» **Dataset items**:
[start]
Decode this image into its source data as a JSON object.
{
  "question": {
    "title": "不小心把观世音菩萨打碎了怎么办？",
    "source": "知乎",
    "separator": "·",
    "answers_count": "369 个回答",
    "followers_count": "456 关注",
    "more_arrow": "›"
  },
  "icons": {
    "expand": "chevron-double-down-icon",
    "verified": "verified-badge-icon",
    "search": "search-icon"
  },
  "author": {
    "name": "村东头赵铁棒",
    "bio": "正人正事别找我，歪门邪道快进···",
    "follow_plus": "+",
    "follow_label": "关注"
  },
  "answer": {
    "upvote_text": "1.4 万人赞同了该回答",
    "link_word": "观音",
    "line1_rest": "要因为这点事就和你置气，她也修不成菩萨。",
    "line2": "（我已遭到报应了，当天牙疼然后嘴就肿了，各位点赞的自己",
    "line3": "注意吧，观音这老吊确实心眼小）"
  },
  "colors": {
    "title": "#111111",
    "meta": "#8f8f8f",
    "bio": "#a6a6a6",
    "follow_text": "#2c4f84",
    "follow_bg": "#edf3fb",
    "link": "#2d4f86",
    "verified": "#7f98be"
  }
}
[end]
[start]
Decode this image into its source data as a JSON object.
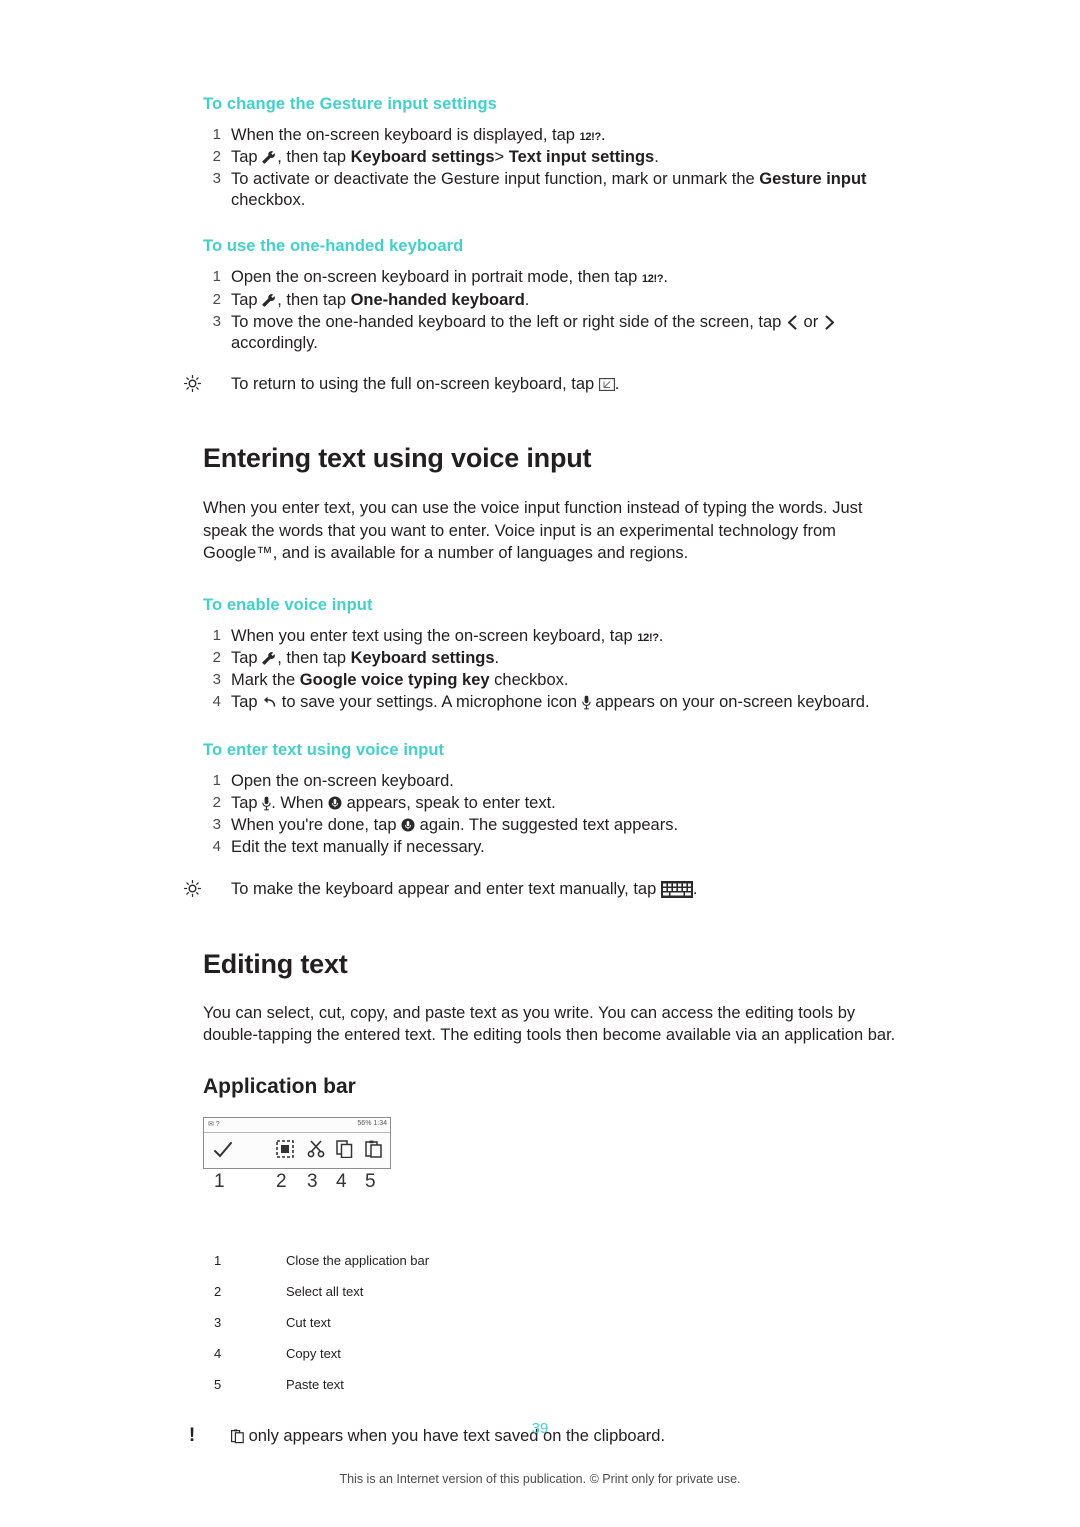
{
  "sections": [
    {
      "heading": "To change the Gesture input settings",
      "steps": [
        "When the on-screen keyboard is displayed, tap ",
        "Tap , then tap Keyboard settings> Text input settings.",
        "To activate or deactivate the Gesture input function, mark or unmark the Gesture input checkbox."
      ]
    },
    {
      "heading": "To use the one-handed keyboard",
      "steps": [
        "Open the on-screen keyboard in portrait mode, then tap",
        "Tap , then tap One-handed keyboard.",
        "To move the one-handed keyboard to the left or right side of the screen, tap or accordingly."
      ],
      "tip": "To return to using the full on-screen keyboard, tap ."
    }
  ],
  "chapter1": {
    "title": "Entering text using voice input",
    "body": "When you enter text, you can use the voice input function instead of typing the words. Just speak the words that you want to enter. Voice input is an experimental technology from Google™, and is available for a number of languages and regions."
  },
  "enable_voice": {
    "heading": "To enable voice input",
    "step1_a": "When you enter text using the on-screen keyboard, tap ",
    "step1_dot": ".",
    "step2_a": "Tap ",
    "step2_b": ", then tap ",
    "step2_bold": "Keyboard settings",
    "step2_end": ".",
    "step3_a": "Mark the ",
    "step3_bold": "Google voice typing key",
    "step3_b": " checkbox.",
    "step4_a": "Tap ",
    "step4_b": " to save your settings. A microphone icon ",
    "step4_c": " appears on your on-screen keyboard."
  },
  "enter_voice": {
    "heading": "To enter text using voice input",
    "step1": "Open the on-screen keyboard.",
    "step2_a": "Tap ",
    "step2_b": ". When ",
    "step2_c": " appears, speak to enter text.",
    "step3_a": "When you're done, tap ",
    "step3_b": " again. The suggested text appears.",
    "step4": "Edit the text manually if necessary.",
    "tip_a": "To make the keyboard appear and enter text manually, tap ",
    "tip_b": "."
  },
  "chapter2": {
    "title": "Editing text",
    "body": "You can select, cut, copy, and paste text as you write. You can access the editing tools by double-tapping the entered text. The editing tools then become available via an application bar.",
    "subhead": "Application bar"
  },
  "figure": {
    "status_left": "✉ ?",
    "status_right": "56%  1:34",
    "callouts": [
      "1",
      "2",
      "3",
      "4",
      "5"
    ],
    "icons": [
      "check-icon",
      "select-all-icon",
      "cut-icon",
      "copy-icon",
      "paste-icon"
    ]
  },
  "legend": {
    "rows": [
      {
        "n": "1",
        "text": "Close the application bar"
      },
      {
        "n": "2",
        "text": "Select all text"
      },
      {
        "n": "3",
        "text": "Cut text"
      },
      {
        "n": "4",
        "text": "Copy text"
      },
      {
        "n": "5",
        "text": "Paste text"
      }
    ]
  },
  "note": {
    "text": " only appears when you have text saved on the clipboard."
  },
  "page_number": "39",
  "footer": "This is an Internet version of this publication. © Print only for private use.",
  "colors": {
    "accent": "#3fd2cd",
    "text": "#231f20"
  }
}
[end]
» **OBJECTIVE**: Gather each line of the records holding the string "verified".

» **TASK ANSWER**:
    "verified": "verified-badge-icon",
    "verified": "#7f98be"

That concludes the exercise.